Problem: The full set of entries below must be returned exactly as shown.

====

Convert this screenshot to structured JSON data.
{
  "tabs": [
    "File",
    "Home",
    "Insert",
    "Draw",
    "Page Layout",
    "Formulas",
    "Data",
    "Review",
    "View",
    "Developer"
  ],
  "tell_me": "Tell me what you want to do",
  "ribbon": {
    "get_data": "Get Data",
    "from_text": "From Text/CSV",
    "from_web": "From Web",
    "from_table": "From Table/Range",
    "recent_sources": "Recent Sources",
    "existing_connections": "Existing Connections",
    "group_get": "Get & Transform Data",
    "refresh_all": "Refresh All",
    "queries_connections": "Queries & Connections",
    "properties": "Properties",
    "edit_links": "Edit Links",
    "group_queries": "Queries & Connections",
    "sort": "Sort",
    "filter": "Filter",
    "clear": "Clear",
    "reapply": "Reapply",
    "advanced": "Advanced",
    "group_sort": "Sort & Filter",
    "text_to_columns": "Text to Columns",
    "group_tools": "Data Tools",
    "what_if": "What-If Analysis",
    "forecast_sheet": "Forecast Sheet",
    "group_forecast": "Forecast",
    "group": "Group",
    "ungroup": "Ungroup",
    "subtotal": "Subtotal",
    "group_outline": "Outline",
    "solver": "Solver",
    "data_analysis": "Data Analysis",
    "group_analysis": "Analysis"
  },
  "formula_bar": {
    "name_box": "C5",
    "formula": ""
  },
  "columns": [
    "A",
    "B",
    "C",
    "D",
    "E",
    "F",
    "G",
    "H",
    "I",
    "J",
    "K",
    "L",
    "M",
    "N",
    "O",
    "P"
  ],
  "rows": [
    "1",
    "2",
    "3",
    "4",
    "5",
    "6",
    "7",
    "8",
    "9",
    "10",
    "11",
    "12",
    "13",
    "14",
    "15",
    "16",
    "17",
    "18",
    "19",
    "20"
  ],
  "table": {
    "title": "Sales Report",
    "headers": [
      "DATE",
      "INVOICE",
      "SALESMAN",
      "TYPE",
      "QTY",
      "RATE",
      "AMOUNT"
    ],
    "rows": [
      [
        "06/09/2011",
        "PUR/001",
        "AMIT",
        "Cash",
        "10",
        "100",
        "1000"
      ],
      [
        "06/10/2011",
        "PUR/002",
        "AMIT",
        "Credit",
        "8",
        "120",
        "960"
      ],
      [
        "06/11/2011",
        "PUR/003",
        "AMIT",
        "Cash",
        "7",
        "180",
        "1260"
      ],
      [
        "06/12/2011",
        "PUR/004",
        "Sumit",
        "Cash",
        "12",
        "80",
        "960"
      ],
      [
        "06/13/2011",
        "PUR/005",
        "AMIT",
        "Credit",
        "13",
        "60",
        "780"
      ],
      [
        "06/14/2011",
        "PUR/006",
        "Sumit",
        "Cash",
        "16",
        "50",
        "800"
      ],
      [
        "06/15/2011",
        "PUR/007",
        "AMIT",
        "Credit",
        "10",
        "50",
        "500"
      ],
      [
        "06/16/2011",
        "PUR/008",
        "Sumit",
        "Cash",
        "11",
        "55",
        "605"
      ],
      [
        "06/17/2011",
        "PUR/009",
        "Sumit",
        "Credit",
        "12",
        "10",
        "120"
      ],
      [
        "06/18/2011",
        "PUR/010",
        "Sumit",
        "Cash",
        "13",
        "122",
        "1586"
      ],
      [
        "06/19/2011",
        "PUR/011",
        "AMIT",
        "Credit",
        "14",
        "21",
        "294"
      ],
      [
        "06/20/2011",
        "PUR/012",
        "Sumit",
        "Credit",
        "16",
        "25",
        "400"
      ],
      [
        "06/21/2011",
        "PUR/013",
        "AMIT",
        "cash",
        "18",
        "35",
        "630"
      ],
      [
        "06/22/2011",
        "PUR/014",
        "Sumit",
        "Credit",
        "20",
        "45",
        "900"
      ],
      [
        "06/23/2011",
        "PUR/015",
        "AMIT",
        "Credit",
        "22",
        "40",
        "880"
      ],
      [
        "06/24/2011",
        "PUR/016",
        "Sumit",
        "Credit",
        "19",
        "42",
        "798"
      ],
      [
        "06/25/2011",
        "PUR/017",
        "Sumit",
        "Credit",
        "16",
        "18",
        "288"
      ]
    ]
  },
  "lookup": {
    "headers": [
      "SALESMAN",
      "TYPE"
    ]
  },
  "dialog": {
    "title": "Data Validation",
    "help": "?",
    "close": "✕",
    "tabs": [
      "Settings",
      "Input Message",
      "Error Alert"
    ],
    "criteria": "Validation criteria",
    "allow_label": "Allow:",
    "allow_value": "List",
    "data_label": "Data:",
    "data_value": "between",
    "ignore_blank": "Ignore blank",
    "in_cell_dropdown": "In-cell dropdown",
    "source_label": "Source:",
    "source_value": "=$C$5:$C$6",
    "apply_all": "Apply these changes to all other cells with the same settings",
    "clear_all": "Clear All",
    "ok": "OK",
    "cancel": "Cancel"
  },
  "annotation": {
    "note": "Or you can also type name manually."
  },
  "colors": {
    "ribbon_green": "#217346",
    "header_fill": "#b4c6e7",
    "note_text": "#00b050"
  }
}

====

Reply:
Convert this screenshot to structured JSON data.
{
  "tabs": [
    "File",
    "Home",
    "Insert",
    "Draw",
    "Page Layout",
    "Formulas",
    "Data",
    "Review",
    "View",
    "Developer"
  ],
  "tell_me": "Tell me what you want to do",
  "ribbon": {
    "get_data": "Get Data",
    "from_text": "From Text/CSV",
    "from_web": "From Web",
    "from_table": "From Table/Range",
    "recent_sources": "Recent Sources",
    "existing_connections": "Existing Connections",
    "group_get": "Get & Transform Data",
    "refresh_all": "Refresh All",
    "queries_connections": "Queries & Connections",
    "properties": "Properties",
    "edit_links": "Edit Links",
    "group_queries": "Queries & Connections",
    "sort": "Sort",
    "filter": "Filter",
    "clear": "Clear",
    "reapply": "Reapply",
    "advanced": "Advanced",
    "group_sort": "Sort & Filter",
    "text_to_columns": "Text to Columns",
    "group_tools": "Data Tools",
    "what_if": "What-If Analysis",
    "forecast_sheet": "Forecast Sheet",
    "group_forecast": "Forecast",
    "group": "Group",
    "ungroup": "Ungroup",
    "subtotal": "Subtotal",
    "group_outline": "Outline",
    "solver": "Solver",
    "data_analysis": "Data Analysis",
    "group_analysis": "Analysis"
  },
  "formula_bar": {
    "name_box": "C5",
    "formula": ""
  },
  "columns": [
    "A",
    "B",
    "C",
    "D",
    "E",
    "F",
    "G",
    "H",
    "I",
    "J",
    "K",
    "L",
    "M",
    "N",
    "O",
    "P"
  ],
  "rows": [
    "1",
    "2",
    "3",
    "4",
    "5",
    "6",
    "7",
    "8",
    "9",
    "10",
    "11",
    "12",
    "13",
    "14",
    "15",
    "16",
    "17",
    "18",
    "19",
    "20"
  ],
  "table": {
    "title": "Sales Report",
    "headers": [
      "DATE",
      "INVOICE",
      "SALESMAN",
      "TYPE",
      "QTY",
      "RATE",
      "AMOUNT"
    ],
    "rows": [
      [
        "06/09/2011",
        "PUR/001",
        "AMIT",
        "Cash",
        "10",
        "100",
        "1000"
      ],
      [
        "06/10/2011",
        "PUR/002",
        "AMIT",
        "Credit",
        "8",
        "120",
        "960"
      ],
      [
        "06/11/2011",
        "PUR/003",
        "AMIT",
        "Cash",
        "7",
        "180",
        "1260"
      ],
      [
        "06/12/2011",
        "PUR/004",
        "Sumit",
        "Cash",
        "12",
        "80",
        "960"
      ],
      [
        "06/13/2011",
        "PUR/005",
        "AMIT",
        "Credit",
        "13",
        "60",
        "780"
      ],
      [
        "06/14/2011",
        "PUR/006",
        "Sumit",
        "Cash",
        "16",
        "50",
        "800"
      ],
      [
        "06/15/2011",
        "PUR/007",
        "AMIT",
        "Credit",
        "10",
        "50",
        "500"
      ],
      [
        "06/16/2011",
        "PUR/008",
        "Sumit",
        "Cash",
        "11",
        "55",
        "605"
      ],
      [
        "06/17/2011",
        "PUR/009",
        "Sumit",
        "Credit",
        "12",
        "10",
        "120"
      ],
      [
        "06/18/2011",
        "PUR/010",
        "Sumit",
        "Cash",
        "13",
        "122",
        "1586"
      ],
      [
        "06/19/2011",
        "PUR/011",
        "AMIT",
        "Credit",
        "14",
        "21",
        "294"
      ],
      [
        "06/20/2011",
        "PUR/012",
        "Sumit",
        "Credit",
        "16",
        "25",
        "400"
      ],
      [
        "06/21/2011",
        "PUR/013",
        "AMIT",
        "cash",
        "18",
        "35",
        "630"
      ],
      [
        "06/22/2011",
        "PUR/014",
        "Sumit",
        "Credit",
        "20",
        "45",
        "900"
      ],
      [
        "06/23/2011",
        "PUR/015",
        "AMIT",
        "Credit",
        "22",
        "40",
        "880"
      ],
      [
        "06/24/2011",
        "PUR/016",
        "Sumit",
        "Credit",
        "19",
        "42",
        "798"
      ],
      [
        "06/25/2011",
        "PUR/017",
        "Sumit",
        "Credit",
        "16",
        "18",
        "288"
      ]
    ]
  },
  "lookup": {
    "headers": [
      "SALESMAN",
      "TYPE"
    ]
  },
  "dialog": {
    "title": "Data Validation",
    "help": "?",
    "close": "✕",
    "tabs": [
      "Settings",
      "Input Message",
      "Error Alert"
    ],
    "criteria": "Validation criteria",
    "allow_label": "Allow:",
    "allow_value": "List",
    "data_label": "Data:",
    "data_value": "between",
    "ignore_blank": "Ignore blank",
    "in_cell_dropdown": "In-cell dropdown",
    "source_label": "Source:",
    "source_value": "=$C$5:$C$6",
    "apply_all": "Apply these changes to all other cells with the same settings",
    "clear_all": "Clear All",
    "ok": "OK",
    "cancel": "Cancel"
  },
  "annotation": {
    "note": "Or you can also type name manually."
  },
  "colors": {
    "ribbon_green": "#217346",
    "header_fill": "#b4c6e7",
    "note_text": "#00b050"
  }
}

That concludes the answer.